Material provided —
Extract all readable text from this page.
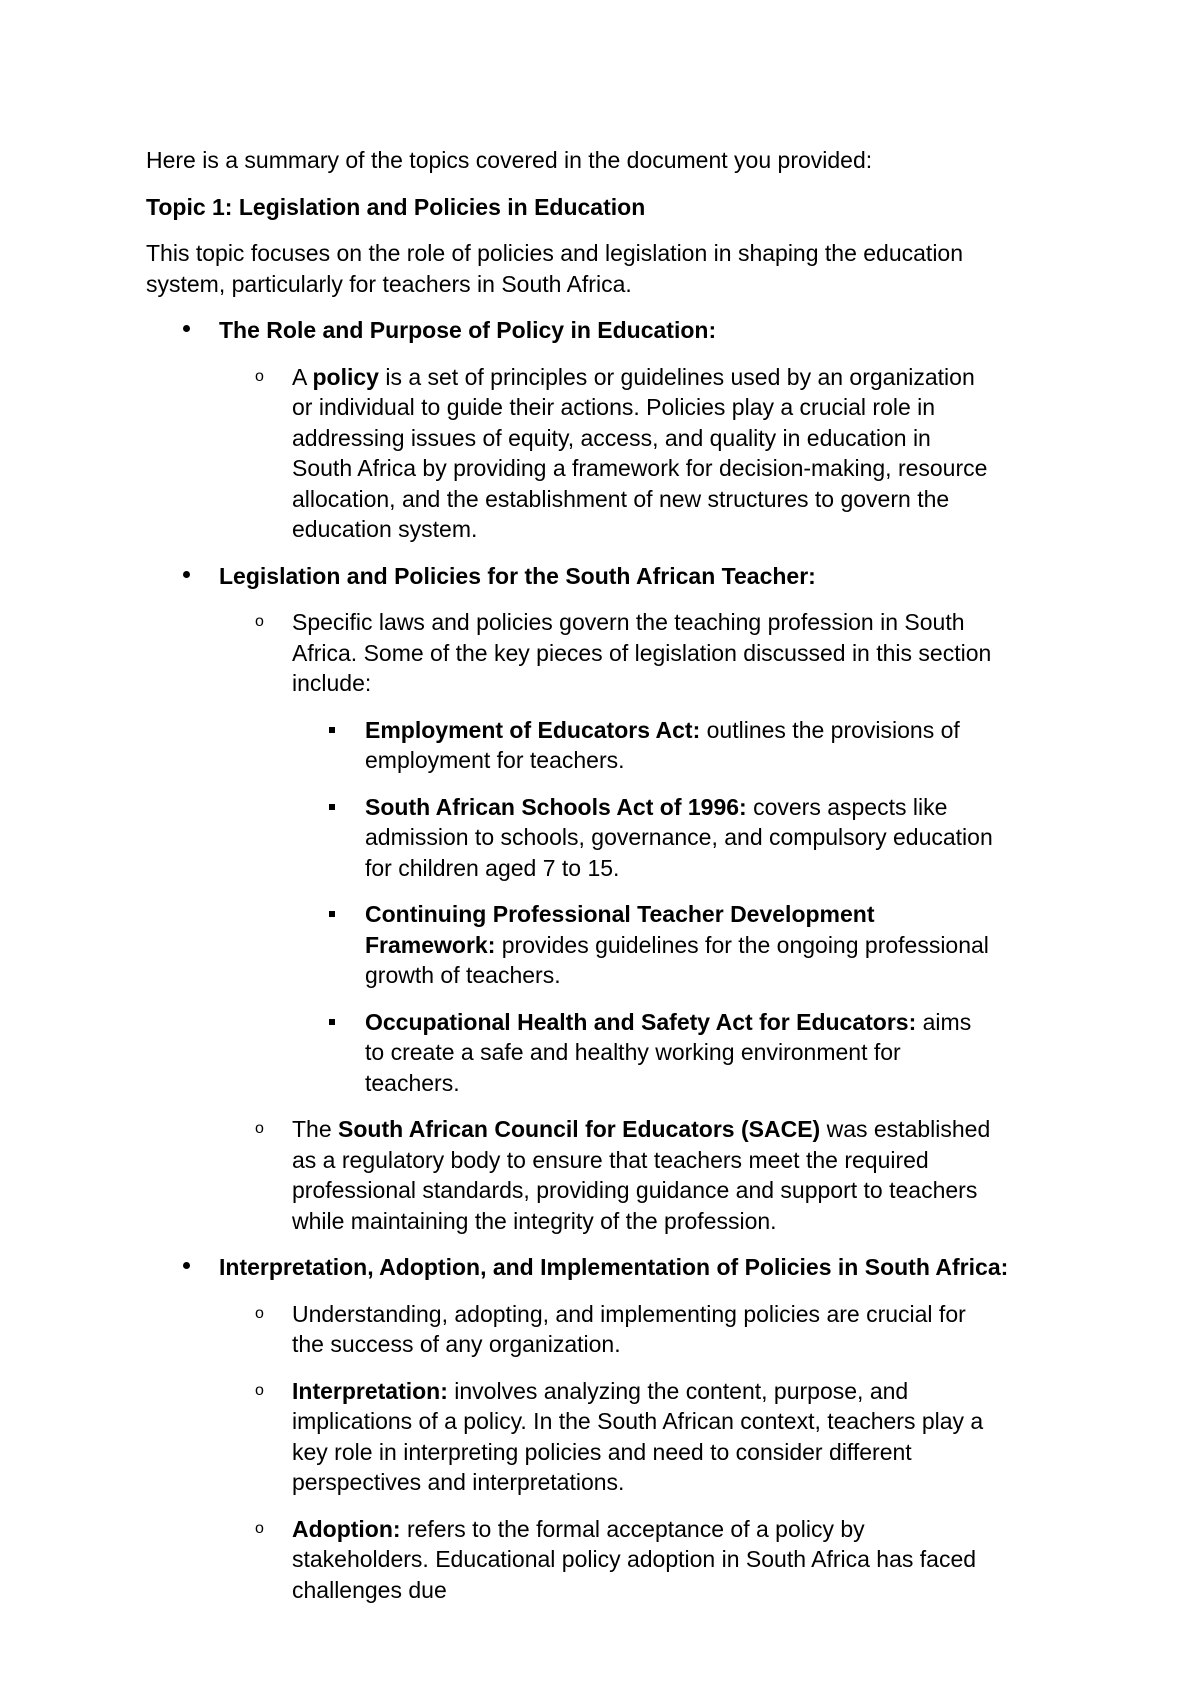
Here is a summary of the topics covered in the document you provided:

Topic 1: Legislation and Policies in Education

This topic focuses on the role of policies and legislation in shaping the education system, particularly for teachers in South Africa.

The Role and Purpose of Policy in Education:
o A policy is a set of principles or guidelines used by an organization or individual to guide their actions. Policies play a crucial role in addressing issues of equity, access, and quality in education in South Africa by providing a framework for decision-making, resource allocation, and the establishment of new structures to govern the education system.
Legislation and Policies for the South African Teacher:
o Specific laws and policies govern the teaching profession in South Africa. Some of the key pieces of legislation discussed in this section include:
Employment of Educators Act: outlines the provisions of employment for teachers.
South African Schools Act of 1996: covers aspects like admission to schools, governance, and compulsory education for children aged 7 to 15.
Continuing Professional Teacher Development Framework: provides guidelines for the ongoing professional growth of teachers.
Occupational Health and Safety Act for Educators: aims to create a safe and healthy working environment for teachers.
o The South African Council for Educators (SACE) was established as a regulatory body to ensure that teachers meet the required professional standards, providing guidance and support to teachers while maintaining the integrity of the profession.
Interpretation, Adoption, and Implementation of Policies in South Africa:
o Understanding, adopting, and implementing policies are crucial for the success of any organization.
o Interpretation: involves analyzing the content, purpose, and implications of a policy. In the South African context, teachers play a key role in interpreting policies and need to consider different perspectives and interpretations.
o Adoption: refers to the formal acceptance of a policy by stakeholders. Educational policy adoption in South Africa has faced challenges due
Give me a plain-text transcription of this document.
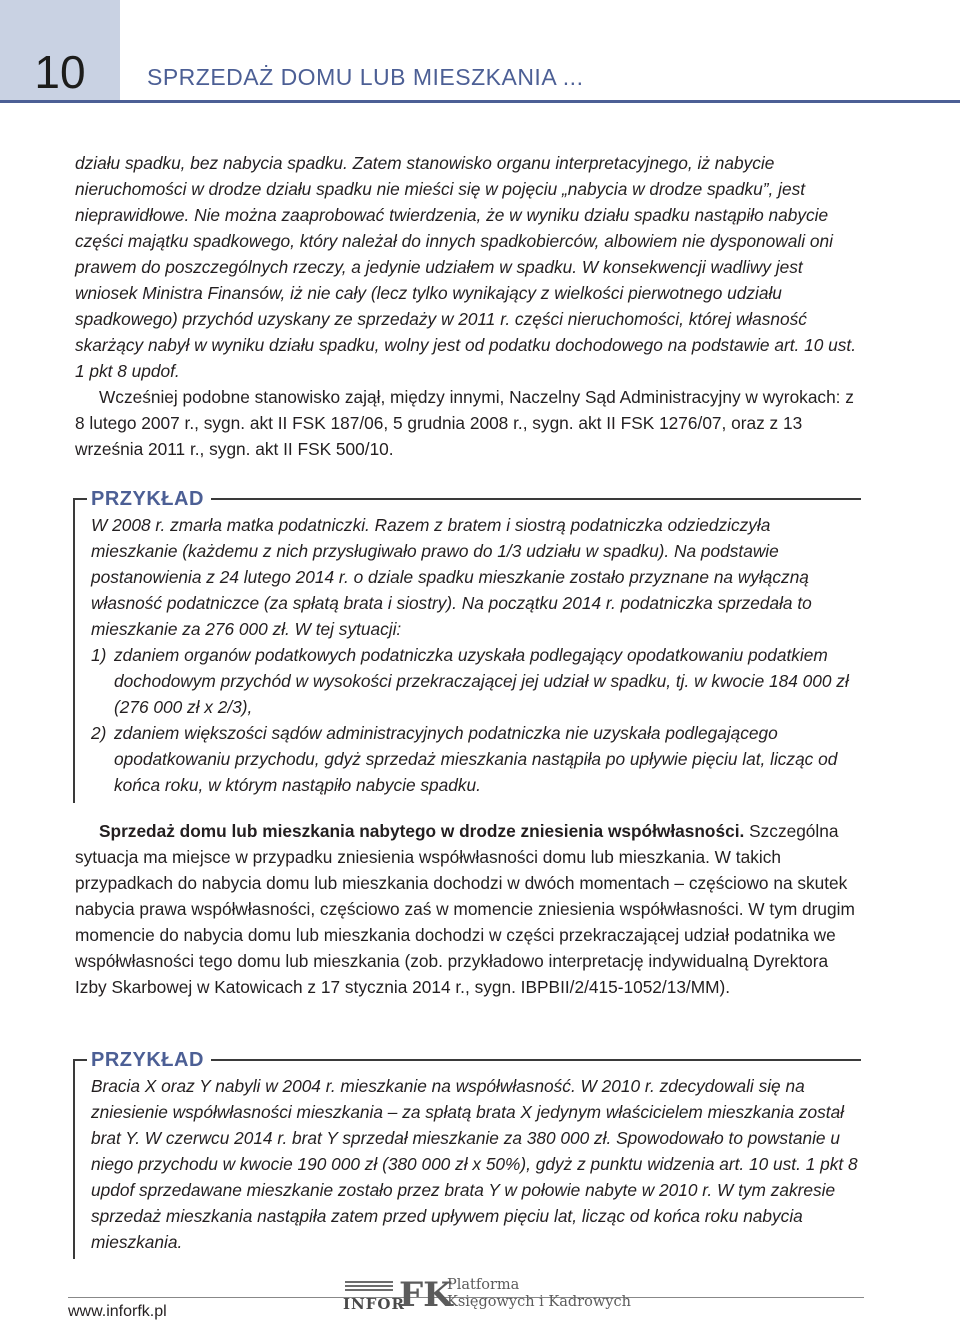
10	SPRZEDAŻ DOMU LUB MIESZKANIA ...

działu spadku, bez nabycia spadku. Zatem stanowisko organu interpretacyjnego, iż nabycie nieruchomości w drodze działu spadku nie mieści się w pojęciu „nabycia w drodze spadku”, jest nieprawidłowe. Nie można zaaprobować twierdzenia, że w wyniku działu spadku nastąpiło nabycie części majątku spadkowego, który należał do innych spadkobierców, albowiem nie dysponowali oni prawem do poszczególnych rzeczy, a jedynie udziałem w spadku. W konsekwencji wadliwy jest wniosek Ministra Finansów, iż nie cały (lecz tylko wynikający z wielkości pierwotnego udziału spadkowego) przychód uzyskany ze sprzedaży w 2011 r. części nieruchomości, której własność skarżący nabył w wyniku działu spadku, wolny jest od podatku dochodowego na podstawie art. 10 ust. 1 pkt 8 updof.

Wcześniej podobne stanowisko zajął, między innymi, Naczelny Sąd Administracyjny w wyrokach: z 8 lutego 2007 r., sygn. akt II FSK 187/06, 5 grudnia 2008 r., sygn. akt II FSK 1276/07, oraz z 13 września 2011 r., sygn. akt II FSK 500/10.

PRZYKŁAD

W 2008 r. zmarła matka podatniczki. Razem z bratem i siostrą podatniczka odziedziczyła mieszkanie (każdemu z nich przysługiwało prawo do 1/3 udziału w spadku). Na podstawie postanowienia z 24 lutego 2014 r. o dziale spadku mieszkanie zostało przyznane na wyłączną własność podatniczce (za spłatą brata i siostry). Na początku 2014 r. podatniczka sprzedała to mieszkanie za 276 000 zł. W tej sytuacji:

1) zdaniem organów podatkowych podatniczka uzyskała podlegający opodatkowaniu podatkiem dochodowym przychód w wysokości przekraczającej jej udział w spadku, tj. w kwocie 184 000 zł (276 000 zł x 2/3),

2) zdaniem większości sądów administracyjnych podatniczka nie uzyskała podlegającego opodatkowaniu przychodu, gdyż sprzedaż mieszkania nastąpiła po upływie pięciu lat, licząc od końca roku, w którym nastąpiło nabycie spadku.

Sprzedaż domu lub mieszkania nabytego w drodze zniesienia współwłasności. Szczególna sytuacja ma miejsce w przypadku zniesienia współwłasności domu lub mieszkania. W takich przypadkach do nabycia domu lub mieszkania dochodzi w dwóch momentach – częściowo na skutek nabycia prawa współwłasności, częściowo zaś w momencie zniesienia współwłasności. W tym drugim momencie do nabycia domu lub mieszkania dochodzi w części przekraczającej udział podatnika we współwłasności tego domu lub mieszkania (zob. przykładowo interpretację indywidualną Dyrektora Izby Skarbowej w Katowicach z 17 stycznia 2014 r., sygn. IBPBII/2/415-1052/13/MM).

PRZYKŁAD

Bracia X oraz Y nabyli w 2004 r. mieszkanie na współwłasność. W 2010 r. zdecydowali się na zniesienie współwłasności mieszkania – za spłatą brata X jedynym właścicielem mieszkania został brat Y. W czerwcu 2014 r. brat Y sprzedał mieszkanie za 380 000 zł. Spowodowało to powstanie u niego przychodu w kwocie 190 000 zł (380 000 zł x 50%), gdyż z punktu widzenia art. 10 ust. 1 pkt 8 updof sprzedawane mieszkanie zostało przez brata Y w połowie nabyte w 2010 r. W tym zakresie sprzedaż mieszkania nastąpiła zatem przed upływem pięciu lat, licząc od końca roku nabycia mieszkania.

INFOR
FK
Platforma
Księgowych i Kadrowych
www.inforfk.pl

Task —
Keep the pictures out of your copy, and repeat every entry above exactly.

Expected answer —
Extract all readable text from this page.
Here is a summary of the topics covered in the document you provided:

Topic 1: Legislation and Policies in Education

This topic focuses on the role of policies and legislation in shaping the education system, particularly for teachers in South Africa.

The Role and Purpose of Policy in Education:
o A policy is a set of principles or guidelines used by an organization or individual to guide their actions. Policies play a crucial role in addressing issues of equity, access, and quality in education in South Africa by providing a framework for decision-making, resource allocation, and the establishment of new structures to govern the education system.
Legislation and Policies for the South African Teacher:
o Specific laws and policies govern the teaching profession in South Africa. Some of the key pieces of legislation discussed in this section include:
Employment of Educators Act: outlines the provisions of employment for teachers.
South African Schools Act of 1996: covers aspects like admission to schools, governance, and compulsory education for children aged 7 to 15.
Continuing Professional Teacher Development Framework: provides guidelines for the ongoing professional growth of teachers.
Occupational Health and Safety Act for Educators: aims to create a safe and healthy working environment for teachers.
o The South African Council for Educators (SACE) was established as a regulatory body to ensure that teachers meet the required professional standards, providing guidance and support to teachers while maintaining the integrity of the profession.
Interpretation, Adoption, and Implementation of Policies in South Africa:
o Understanding, adopting, and implementing policies are crucial for the success of any organization.
o Interpretation: involves analyzing the content, purpose, and implications of a policy. In the South African context, teachers play a key role in interpreting policies and need to consider different perspectives and interpretations.
o Adoption: refers to the formal acceptance of a policy by stakeholders. Educational policy adoption in South Africa has faced challenges due
Give me a plain-text transcription of this document.
10	SPRZEDAŻ DOMU LUB MIESZKANIA ...

działu spadku, bez nabycia spadku. Zatem stanowisko organu interpretacyjnego, iż nabycie nieruchomości w drodze działu spadku nie mieści się w pojęciu „nabycia w drodze spadku”, jest nieprawidłowe. Nie można zaaprobować twierdzenia, że w wyniku działu spadku nastąpiło nabycie części majątku spadkowego, który należał do innych spadkobierców, albowiem nie dysponowali oni prawem do poszczególnych rzeczy, a jedynie udziałem w spadku. W konsekwencji wadliwy jest wniosek Ministra Finansów, iż nie cały (lecz tylko wynikający z wielkości pierwotnego udziału spadkowego) przychód uzyskany ze sprzedaży w 2011 r. części nieruchomości, której własność skarżący nabył w wyniku działu spadku, wolny jest od podatku dochodowego na podstawie art. 10 ust. 1 pkt 8 updof.

Wcześniej podobne stanowisko zajął, między innymi, Naczelny Sąd Administracyjny w wyrokach: z 8 lutego 2007 r., sygn. akt II FSK 187/06, 5 grudnia 2008 r., sygn. akt II FSK 1276/07, oraz z 13 września 2011 r., sygn. akt II FSK 500/10.

PRZYKŁAD

W 2008 r. zmarła matka podatniczki. Razem z bratem i siostrą podatniczka odziedziczyła mieszkanie (każdemu z nich przysługiwało prawo do 1/3 udziału w spadku). Na podstawie postanowienia z 24 lutego 2014 r. o dziale spadku mieszkanie zostało przyznane na wyłączną własność podatniczce (za spłatą brata i siostry). Na początku 2014 r. podatniczka sprzedała to mieszkanie za 276 000 zł. W tej sytuacji:

1) zdaniem organów podatkowych podatniczka uzyskała podlegający opodatkowaniu podatkiem dochodowym przychód w wysokości przekraczającej jej udział w spadku, tj. w kwocie 184 000 zł (276 000 zł x 2/3),

2) zdaniem większości sądów administracyjnych podatniczka nie uzyskała podlegającego opodatkowaniu przychodu, gdyż sprzedaż mieszkania nastąpiła po upływie pięciu lat, licząc od końca roku, w którym nastąpiło nabycie spadku.

Sprzedaż domu lub mieszkania nabytego w drodze zniesienia współwłasności. Szczególna sytuacja ma miejsce w przypadku zniesienia współwłasności domu lub mieszkania. W takich przypadkach do nabycia domu lub mieszkania dochodzi w dwóch momentach – częściowo na skutek nabycia prawa współwłasności, częściowo zaś w momencie zniesienia współwłasności. W tym drugim momencie do nabycia domu lub mieszkania dochodzi w części przekraczającej udział podatnika we współwłasności tego domu lub mieszkania (zob. przykładowo interpretację indywidualną Dyrektora Izby Skarbowej w Katowicach z 17 stycznia 2014 r., sygn. IBPBII/2/415-1052/13/MM).

PRZYKŁAD

Bracia X oraz Y nabyli w 2004 r. mieszkanie na współwłasność. W 2010 r. zdecydowali się na zniesienie współwłasności mieszkania – za spłatą brata X jedynym właścicielem mieszkania został brat Y. W czerwcu 2014 r. brat Y sprzedał mieszkanie za 380 000 zł. Spowodowało to powstanie u niego przychodu w kwocie 190 000 zł (380 000 zł x 50%), gdyż z punktu widzenia art. 10 ust. 1 pkt 8 updof sprzedawane mieszkanie zostało przez brata Y w połowie nabyte w 2010 r. W tym zakresie sprzedaż mieszkania nastąpiła zatem przed upływem pięciu lat, licząc od końca roku nabycia mieszkania.

INFOR
FK
Platforma
Księgowych i Kadrowych
www.inforfk.pl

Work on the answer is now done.